WRITTEN REQUEST:
Single out each line with the word "xlabel" and copy it.

THE DATA:
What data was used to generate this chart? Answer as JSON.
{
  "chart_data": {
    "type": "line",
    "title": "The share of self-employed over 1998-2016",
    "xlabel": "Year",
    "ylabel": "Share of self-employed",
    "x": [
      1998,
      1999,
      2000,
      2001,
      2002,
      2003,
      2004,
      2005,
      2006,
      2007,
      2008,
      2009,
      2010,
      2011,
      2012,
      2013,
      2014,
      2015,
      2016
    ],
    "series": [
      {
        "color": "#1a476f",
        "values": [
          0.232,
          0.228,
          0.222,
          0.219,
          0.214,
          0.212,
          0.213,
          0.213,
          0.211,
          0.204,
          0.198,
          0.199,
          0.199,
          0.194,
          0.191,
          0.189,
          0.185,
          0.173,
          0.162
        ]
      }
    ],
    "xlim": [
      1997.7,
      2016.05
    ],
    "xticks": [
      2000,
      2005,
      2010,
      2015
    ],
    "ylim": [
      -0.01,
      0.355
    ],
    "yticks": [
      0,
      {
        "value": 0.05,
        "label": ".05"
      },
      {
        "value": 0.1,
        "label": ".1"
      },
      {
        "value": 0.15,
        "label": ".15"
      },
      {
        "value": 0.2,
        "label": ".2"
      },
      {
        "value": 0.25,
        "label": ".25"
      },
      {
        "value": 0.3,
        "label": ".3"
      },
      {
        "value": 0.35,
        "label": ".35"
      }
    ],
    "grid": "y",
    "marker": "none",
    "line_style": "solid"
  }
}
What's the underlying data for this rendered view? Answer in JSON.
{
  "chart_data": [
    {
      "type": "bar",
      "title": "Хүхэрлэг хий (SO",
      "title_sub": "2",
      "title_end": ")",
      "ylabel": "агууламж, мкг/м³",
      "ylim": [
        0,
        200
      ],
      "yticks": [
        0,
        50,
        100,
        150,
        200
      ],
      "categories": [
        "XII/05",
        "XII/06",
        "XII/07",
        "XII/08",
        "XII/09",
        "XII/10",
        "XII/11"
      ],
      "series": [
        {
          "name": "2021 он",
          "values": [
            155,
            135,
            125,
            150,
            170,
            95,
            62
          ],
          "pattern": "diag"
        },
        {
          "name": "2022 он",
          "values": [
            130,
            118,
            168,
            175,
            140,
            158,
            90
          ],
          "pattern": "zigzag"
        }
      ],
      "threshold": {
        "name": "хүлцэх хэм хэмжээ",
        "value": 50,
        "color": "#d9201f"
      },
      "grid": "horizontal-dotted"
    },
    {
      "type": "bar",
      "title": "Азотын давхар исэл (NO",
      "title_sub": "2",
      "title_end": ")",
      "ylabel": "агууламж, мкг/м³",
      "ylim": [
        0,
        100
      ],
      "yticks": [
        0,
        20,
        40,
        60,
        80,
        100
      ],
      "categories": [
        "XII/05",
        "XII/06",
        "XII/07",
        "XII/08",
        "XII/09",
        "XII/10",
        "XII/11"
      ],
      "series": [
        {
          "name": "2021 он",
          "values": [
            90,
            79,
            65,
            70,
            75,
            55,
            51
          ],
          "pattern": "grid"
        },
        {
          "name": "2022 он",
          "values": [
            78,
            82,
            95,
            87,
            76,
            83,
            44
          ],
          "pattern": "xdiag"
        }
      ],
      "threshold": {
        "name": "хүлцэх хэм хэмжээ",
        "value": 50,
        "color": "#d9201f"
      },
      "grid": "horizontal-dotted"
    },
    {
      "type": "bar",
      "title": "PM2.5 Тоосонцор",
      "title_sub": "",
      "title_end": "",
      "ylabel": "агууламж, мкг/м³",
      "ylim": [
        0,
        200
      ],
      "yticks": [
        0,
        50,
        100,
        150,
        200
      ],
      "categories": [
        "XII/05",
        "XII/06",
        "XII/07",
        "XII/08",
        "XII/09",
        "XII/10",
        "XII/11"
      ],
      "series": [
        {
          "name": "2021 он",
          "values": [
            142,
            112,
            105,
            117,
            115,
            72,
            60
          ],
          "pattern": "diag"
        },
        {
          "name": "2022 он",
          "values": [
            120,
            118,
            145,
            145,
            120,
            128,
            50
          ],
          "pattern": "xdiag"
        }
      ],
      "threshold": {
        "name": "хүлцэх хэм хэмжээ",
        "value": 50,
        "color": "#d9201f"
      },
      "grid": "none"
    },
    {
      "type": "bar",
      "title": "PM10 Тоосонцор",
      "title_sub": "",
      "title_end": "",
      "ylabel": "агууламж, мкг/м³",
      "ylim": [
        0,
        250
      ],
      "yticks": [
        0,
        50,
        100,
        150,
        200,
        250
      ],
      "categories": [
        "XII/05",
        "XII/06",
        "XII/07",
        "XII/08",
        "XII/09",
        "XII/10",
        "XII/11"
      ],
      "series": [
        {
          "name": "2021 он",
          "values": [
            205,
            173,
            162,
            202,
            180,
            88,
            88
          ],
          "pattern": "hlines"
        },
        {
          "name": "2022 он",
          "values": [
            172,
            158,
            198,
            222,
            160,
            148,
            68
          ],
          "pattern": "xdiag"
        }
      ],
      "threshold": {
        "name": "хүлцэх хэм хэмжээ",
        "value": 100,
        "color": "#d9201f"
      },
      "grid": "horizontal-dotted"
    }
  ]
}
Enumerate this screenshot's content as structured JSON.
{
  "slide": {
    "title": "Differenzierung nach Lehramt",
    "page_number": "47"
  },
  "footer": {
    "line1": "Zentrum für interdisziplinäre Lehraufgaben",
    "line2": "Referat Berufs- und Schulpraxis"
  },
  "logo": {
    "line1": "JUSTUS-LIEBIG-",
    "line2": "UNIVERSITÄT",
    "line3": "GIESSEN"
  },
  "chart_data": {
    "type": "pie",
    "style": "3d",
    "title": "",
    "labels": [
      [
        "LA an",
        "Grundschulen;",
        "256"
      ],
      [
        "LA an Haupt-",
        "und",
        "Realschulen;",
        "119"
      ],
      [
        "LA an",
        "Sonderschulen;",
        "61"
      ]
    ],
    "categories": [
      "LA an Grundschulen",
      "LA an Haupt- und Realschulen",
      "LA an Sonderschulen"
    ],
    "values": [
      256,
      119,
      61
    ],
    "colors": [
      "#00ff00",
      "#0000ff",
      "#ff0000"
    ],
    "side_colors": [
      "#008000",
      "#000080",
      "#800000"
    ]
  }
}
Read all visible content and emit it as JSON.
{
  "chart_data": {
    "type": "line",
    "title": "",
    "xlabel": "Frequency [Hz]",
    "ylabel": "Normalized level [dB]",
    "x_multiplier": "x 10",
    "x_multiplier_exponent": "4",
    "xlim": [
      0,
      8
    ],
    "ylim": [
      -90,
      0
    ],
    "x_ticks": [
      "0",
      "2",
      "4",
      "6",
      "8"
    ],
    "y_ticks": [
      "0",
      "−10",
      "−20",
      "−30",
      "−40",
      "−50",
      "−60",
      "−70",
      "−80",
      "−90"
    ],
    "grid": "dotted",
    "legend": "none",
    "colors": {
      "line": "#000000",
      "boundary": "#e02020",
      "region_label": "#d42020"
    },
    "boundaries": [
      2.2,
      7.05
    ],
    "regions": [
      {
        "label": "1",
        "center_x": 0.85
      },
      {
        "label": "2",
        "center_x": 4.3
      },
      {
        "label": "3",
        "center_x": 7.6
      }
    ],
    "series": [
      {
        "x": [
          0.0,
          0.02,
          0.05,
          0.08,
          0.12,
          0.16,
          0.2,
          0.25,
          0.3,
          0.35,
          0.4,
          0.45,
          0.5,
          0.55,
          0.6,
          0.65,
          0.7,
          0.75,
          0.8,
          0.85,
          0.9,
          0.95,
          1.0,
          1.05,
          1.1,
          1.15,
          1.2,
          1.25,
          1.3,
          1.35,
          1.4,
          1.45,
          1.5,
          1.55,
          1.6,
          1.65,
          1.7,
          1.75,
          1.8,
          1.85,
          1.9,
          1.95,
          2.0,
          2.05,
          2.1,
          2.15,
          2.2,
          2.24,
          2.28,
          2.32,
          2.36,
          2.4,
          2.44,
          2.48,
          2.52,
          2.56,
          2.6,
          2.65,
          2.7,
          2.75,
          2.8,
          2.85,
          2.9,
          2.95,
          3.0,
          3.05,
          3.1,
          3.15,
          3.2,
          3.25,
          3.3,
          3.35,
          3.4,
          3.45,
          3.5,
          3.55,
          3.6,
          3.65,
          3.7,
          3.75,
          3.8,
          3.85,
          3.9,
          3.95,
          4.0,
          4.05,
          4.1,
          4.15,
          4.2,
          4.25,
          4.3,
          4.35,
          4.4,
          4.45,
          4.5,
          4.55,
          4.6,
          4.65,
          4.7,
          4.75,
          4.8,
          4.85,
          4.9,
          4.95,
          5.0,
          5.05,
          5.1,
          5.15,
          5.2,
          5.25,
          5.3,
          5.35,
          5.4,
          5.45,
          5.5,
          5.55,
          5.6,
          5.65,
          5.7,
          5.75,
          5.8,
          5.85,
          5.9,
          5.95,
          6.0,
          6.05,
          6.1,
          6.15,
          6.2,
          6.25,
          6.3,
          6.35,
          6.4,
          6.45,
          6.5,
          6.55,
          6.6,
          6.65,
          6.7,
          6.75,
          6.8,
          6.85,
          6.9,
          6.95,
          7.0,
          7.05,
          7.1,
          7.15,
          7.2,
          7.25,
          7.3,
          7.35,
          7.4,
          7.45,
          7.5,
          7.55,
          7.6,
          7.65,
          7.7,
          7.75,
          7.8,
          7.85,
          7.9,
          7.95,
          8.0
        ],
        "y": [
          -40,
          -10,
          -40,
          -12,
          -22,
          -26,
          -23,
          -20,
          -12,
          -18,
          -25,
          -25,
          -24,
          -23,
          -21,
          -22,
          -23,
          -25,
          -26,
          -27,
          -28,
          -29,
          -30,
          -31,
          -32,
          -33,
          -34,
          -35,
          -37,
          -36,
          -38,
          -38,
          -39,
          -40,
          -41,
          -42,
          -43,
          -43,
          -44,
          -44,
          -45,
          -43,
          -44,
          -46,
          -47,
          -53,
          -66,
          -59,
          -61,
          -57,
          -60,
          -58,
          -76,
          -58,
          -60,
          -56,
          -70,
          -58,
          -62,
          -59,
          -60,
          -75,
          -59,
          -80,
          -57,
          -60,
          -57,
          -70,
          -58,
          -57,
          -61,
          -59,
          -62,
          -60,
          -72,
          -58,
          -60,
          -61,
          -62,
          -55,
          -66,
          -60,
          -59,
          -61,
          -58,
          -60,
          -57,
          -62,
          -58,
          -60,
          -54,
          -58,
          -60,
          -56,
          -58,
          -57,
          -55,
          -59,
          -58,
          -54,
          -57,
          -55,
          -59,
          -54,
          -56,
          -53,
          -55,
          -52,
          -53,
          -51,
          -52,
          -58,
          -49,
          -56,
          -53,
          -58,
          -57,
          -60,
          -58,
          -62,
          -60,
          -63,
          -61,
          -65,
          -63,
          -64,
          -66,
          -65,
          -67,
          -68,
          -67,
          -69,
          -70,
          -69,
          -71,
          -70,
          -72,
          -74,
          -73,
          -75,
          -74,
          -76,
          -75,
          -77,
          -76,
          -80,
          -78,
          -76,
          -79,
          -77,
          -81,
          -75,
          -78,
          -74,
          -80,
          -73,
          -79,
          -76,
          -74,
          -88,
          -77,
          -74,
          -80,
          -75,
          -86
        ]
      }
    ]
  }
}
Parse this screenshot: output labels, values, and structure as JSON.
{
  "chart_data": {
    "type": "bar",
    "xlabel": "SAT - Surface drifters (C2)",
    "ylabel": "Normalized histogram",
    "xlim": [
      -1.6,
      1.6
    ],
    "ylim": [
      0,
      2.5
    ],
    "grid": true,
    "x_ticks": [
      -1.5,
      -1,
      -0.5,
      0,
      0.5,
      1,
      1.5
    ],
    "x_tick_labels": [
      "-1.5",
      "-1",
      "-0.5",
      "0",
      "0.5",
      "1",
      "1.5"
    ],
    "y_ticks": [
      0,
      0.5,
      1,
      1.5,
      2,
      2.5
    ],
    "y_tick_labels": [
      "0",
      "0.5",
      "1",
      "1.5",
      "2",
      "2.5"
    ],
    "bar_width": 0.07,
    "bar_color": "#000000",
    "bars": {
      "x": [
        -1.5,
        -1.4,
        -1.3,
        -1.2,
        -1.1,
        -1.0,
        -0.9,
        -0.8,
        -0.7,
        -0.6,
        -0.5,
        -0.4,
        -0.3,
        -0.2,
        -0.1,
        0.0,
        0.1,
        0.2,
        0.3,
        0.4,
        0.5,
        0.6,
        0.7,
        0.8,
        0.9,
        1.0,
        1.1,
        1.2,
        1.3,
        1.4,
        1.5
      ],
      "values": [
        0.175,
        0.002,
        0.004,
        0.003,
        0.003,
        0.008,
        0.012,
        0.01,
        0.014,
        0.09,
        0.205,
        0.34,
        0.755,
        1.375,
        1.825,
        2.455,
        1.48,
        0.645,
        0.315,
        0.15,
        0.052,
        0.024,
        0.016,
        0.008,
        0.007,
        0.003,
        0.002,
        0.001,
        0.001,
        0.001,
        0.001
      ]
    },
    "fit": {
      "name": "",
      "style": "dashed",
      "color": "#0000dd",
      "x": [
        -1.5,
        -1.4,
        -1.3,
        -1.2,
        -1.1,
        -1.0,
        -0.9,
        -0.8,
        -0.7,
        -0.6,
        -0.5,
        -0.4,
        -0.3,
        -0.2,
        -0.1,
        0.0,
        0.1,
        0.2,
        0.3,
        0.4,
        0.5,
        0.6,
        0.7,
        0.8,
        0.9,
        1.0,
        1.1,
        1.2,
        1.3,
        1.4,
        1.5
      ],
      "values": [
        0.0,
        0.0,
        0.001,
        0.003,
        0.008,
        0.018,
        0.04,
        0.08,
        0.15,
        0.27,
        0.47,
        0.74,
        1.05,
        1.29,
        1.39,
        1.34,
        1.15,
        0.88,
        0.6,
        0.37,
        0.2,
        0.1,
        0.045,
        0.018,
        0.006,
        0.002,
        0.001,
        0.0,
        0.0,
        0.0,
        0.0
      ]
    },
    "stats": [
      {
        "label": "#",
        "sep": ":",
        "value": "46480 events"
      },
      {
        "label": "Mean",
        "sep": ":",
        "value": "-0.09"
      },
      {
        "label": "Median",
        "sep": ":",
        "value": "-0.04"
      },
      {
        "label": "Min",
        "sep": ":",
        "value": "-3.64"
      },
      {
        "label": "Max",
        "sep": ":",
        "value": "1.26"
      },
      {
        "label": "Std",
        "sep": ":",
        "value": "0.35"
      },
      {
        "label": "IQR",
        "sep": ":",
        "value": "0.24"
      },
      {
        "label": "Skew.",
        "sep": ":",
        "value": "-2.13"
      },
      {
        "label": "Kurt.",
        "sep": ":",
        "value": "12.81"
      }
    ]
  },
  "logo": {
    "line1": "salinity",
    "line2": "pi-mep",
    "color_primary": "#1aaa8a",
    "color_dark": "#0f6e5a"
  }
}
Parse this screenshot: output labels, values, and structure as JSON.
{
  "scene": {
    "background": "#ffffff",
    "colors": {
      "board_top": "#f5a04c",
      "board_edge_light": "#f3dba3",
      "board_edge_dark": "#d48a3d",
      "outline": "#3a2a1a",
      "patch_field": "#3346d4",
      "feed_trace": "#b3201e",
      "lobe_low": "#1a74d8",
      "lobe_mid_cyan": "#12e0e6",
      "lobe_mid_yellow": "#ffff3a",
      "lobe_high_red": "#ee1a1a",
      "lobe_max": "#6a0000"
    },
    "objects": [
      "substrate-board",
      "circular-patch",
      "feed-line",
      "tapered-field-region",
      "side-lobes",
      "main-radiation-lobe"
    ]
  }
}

RESPONSE TO THIS TASK:
    "xlabel": "Year",
    "xlabel": "Frequency [Hz]",
    "xlabel": "SAT - Surface drifters (C2)",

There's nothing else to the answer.